▶ _DO THIS_
Each entry must be reproduced precisely as it stands.
========
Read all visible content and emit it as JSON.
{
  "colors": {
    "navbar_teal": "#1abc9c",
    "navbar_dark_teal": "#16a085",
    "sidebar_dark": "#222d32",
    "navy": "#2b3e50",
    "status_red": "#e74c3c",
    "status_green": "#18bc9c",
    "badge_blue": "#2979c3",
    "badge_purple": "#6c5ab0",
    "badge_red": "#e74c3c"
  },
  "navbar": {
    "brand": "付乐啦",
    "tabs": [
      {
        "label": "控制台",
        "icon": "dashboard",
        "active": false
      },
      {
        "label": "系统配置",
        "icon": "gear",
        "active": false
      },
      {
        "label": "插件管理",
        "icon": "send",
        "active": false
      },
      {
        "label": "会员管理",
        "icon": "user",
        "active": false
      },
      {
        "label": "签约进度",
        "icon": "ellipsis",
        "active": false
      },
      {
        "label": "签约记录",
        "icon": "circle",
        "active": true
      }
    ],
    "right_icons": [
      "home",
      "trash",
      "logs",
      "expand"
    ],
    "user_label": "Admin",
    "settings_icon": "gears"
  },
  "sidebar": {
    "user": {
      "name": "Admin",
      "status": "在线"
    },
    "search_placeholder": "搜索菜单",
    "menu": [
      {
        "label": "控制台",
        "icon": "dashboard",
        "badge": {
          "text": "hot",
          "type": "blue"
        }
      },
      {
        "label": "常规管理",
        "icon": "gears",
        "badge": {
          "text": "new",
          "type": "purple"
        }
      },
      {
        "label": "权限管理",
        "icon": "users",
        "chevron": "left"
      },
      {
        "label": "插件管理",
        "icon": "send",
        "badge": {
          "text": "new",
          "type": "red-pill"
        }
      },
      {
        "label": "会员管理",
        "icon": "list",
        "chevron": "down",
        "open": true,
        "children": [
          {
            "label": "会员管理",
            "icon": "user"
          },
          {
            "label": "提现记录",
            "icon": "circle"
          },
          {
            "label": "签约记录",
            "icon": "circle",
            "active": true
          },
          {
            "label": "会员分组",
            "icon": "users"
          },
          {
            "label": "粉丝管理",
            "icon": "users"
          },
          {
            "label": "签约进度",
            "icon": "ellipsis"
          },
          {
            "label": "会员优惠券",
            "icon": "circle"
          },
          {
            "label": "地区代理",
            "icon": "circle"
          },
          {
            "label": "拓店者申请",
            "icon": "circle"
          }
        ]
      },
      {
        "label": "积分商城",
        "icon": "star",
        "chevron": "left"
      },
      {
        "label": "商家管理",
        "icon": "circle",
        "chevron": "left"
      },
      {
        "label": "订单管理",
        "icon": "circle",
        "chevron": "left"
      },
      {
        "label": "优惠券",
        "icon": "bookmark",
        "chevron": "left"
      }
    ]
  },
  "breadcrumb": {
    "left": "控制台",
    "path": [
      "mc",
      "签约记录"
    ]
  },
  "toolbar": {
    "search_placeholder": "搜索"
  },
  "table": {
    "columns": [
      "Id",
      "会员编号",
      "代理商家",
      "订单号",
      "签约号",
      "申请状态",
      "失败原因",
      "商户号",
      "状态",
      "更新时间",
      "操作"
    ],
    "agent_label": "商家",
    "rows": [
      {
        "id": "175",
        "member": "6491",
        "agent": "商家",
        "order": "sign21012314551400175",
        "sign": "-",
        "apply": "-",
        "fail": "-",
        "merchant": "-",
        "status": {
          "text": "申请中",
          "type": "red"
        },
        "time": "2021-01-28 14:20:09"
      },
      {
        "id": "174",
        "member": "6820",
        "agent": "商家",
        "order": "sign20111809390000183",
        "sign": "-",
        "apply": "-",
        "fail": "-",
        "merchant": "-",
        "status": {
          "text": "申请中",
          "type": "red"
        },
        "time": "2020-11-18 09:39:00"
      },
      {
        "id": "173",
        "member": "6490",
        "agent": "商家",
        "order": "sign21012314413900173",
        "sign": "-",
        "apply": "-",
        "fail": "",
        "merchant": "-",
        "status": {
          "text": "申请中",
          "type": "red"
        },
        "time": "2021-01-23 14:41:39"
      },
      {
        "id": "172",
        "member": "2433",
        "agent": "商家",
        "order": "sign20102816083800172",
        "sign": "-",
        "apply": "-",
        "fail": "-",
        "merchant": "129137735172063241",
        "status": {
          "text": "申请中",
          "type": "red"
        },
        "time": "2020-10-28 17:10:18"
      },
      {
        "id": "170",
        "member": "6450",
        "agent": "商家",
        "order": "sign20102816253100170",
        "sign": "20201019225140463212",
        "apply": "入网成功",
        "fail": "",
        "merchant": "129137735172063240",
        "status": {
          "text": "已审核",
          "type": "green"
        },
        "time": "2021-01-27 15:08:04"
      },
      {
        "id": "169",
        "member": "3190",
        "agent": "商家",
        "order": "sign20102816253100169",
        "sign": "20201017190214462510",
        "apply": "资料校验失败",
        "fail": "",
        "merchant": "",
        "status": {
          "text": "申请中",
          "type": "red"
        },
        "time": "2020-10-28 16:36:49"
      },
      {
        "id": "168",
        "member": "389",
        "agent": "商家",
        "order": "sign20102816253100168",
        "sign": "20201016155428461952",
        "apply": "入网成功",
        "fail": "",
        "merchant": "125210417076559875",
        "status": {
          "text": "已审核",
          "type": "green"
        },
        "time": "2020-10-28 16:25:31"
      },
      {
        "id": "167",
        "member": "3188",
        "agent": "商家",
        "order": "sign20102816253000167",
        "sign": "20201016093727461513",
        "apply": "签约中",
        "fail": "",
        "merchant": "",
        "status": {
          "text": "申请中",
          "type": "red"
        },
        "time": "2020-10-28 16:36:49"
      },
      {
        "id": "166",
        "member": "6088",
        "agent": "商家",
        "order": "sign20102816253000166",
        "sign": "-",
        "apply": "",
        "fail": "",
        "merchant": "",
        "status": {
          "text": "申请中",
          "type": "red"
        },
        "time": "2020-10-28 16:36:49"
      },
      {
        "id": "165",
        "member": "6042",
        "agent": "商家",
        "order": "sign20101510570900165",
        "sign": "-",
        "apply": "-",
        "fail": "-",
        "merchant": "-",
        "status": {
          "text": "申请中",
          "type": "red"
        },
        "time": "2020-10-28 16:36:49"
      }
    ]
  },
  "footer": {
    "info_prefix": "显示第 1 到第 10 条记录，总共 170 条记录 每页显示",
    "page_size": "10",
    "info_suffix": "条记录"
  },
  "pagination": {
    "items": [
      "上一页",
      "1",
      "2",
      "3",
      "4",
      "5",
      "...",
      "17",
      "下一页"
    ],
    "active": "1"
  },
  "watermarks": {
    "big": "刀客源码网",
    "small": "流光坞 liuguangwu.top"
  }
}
========
▶ _EXERCISE SOLUTION_
Read all visible content and emit it as JSON.
{
  "colors": {
    "navbar_teal": "#1abc9c",
    "navbar_dark_teal": "#16a085",
    "sidebar_dark": "#222d32",
    "navy": "#2b3e50",
    "status_red": "#e74c3c",
    "status_green": "#18bc9c",
    "badge_blue": "#2979c3",
    "badge_purple": "#6c5ab0",
    "badge_red": "#e74c3c"
  },
  "navbar": {
    "brand": "付乐啦",
    "tabs": [
      {
        "label": "控制台",
        "icon": "dashboard",
        "active": false
      },
      {
        "label": "系统配置",
        "icon": "gear",
        "active": false
      },
      {
        "label": "插件管理",
        "icon": "send",
        "active": false
      },
      {
        "label": "会员管理",
        "icon": "user",
        "active": false
      },
      {
        "label": "签约进度",
        "icon": "ellipsis",
        "active": false
      },
      {
        "label": "签约记录",
        "icon": "circle",
        "active": true
      }
    ],
    "right_icons": [
      "home",
      "trash",
      "logs",
      "expand"
    ],
    "user_label": "Admin",
    "settings_icon": "gears"
  },
  "sidebar": {
    "user": {
      "name": "Admin",
      "status": "在线"
    },
    "search_placeholder": "搜索菜单",
    "menu": [
      {
        "label": "控制台",
        "icon": "dashboard",
        "badge": {
          "text": "hot",
          "type": "blue"
        }
      },
      {
        "label": "常规管理",
        "icon": "gears",
        "badge": {
          "text": "new",
          "type": "purple"
        }
      },
      {
        "label": "权限管理",
        "icon": "users",
        "chevron": "left"
      },
      {
        "label": "插件管理",
        "icon": "send",
        "badge": {
          "text": "new",
          "type": "red-pill"
        }
      },
      {
        "label": "会员管理",
        "icon": "list",
        "chevron": "down",
        "open": true,
        "children": [
          {
            "label": "会员管理",
            "icon": "user"
          },
          {
            "label": "提现记录",
            "icon": "circle"
          },
          {
            "label": "签约记录",
            "icon": "circle",
            "active": true
          },
          {
            "label": "会员分组",
            "icon": "users"
          },
          {
            "label": "粉丝管理",
            "icon": "users"
          },
          {
            "label": "签约进度",
            "icon": "ellipsis"
          },
          {
            "label": "会员优惠券",
            "icon": "circle"
          },
          {
            "label": "地区代理",
            "icon": "circle"
          },
          {
            "label": "拓店者申请",
            "icon": "circle"
          }
        ]
      },
      {
        "label": "积分商城",
        "icon": "star",
        "chevron": "left"
      },
      {
        "label": "商家管理",
        "icon": "circle",
        "chevron": "left"
      },
      {
        "label": "订单管理",
        "icon": "circle",
        "chevron": "left"
      },
      {
        "label": "优惠券",
        "icon": "bookmark",
        "chevron": "left"
      }
    ]
  },
  "breadcrumb": {
    "left": "控制台",
    "path": [
      "mc",
      "签约记录"
    ]
  },
  "toolbar": {
    "search_placeholder": "搜索"
  },
  "table": {
    "columns": [
      "Id",
      "会员编号",
      "代理商家",
      "订单号",
      "签约号",
      "申请状态",
      "失败原因",
      "商户号",
      "状态",
      "更新时间",
      "操作"
    ],
    "agent_label": "商家",
    "rows": [
      {
        "id": "175",
        "member": "6491",
        "agent": "商家",
        "order": "sign21012314551400175",
        "sign": "-",
        "apply": "-",
        "fail": "-",
        "merchant": "-",
        "status": {
          "text": "申请中",
          "type": "red"
        },
        "time": "2021-01-28 14:20:09"
      },
      {
        "id": "174",
        "member": "6820",
        "agent": "商家",
        "order": "sign20111809390000183",
        "sign": "-",
        "apply": "-",
        "fail": "-",
        "merchant": "-",
        "status": {
          "text": "申请中",
          "type": "red"
        },
        "time": "2020-11-18 09:39:00"
      },
      {
        "id": "173",
        "member": "6490",
        "agent": "商家",
        "order": "sign21012314413900173",
        "sign": "-",
        "apply": "-",
        "fail": "",
        "merchant": "-",
        "status": {
          "text": "申请中",
          "type": "red"
        },
        "time": "2021-01-23 14:41:39"
      },
      {
        "id": "172",
        "member": "2433",
        "agent": "商家",
        "order": "sign20102816083800172",
        "sign": "-",
        "apply": "-",
        "fail": "-",
        "merchant": "129137735172063241",
        "status": {
          "text": "申请中",
          "type": "red"
        },
        "time": "2020-10-28 17:10:18"
      },
      {
        "id": "170",
        "member": "6450",
        "agent": "商家",
        "order": "sign20102816253100170",
        "sign": "20201019225140463212",
        "apply": "入网成功",
        "fail": "",
        "merchant": "129137735172063240",
        "status": {
          "text": "已审核",
          "type": "green"
        },
        "time": "2021-01-27 15:08:04"
      },
      {
        "id": "169",
        "member": "3190",
        "agent": "商家",
        "order": "sign20102816253100169",
        "sign": "20201017190214462510",
        "apply": "资料校验失败",
        "fail": "",
        "merchant": "",
        "status": {
          "text": "申请中",
          "type": "red"
        },
        "time": "2020-10-28 16:36:49"
      },
      {
        "id": "168",
        "member": "389",
        "agent": "商家",
        "order": "sign20102816253100168",
        "sign": "20201016155428461952",
        "apply": "入网成功",
        "fail": "",
        "merchant": "125210417076559875",
        "status": {
          "text": "已审核",
          "type": "green"
        },
        "time": "2020-10-28 16:25:31"
      },
      {
        "id": "167",
        "member": "3188",
        "agent": "商家",
        "order": "sign20102816253000167",
        "sign": "20201016093727461513",
        "apply": "签约中",
        "fail": "",
        "merchant": "",
        "status": {
          "text": "申请中",
          "type": "red"
        },
        "time": "2020-10-28 16:36:49"
      },
      {
        "id": "166",
        "member": "6088",
        "agent": "商家",
        "order": "sign20102816253000166",
        "sign": "-",
        "apply": "",
        "fail": "",
        "merchant": "",
        "status": {
          "text": "申请中",
          "type": "red"
        },
        "time": "2020-10-28 16:36:49"
      },
      {
        "id": "165",
        "member": "6042",
        "agent": "商家",
        "order": "sign20101510570900165",
        "sign": "-",
        "apply": "-",
        "fail": "-",
        "merchant": "-",
        "status": {
          "text": "申请中",
          "type": "red"
        },
        "time": "2020-10-28 16:36:49"
      }
    ]
  },
  "footer": {
    "info_prefix": "显示第 1 到第 10 条记录，总共 170 条记录 每页显示",
    "page_size": "10",
    "info_suffix": "条记录"
  },
  "pagination": {
    "items": [
      "上一页",
      "1",
      "2",
      "3",
      "4",
      "5",
      "...",
      "17",
      "下一页"
    ],
    "active": "1"
  },
  "watermarks": {
    "big": "刀客源码网",
    "small": "流光坞 liuguangwu.top"
  }
}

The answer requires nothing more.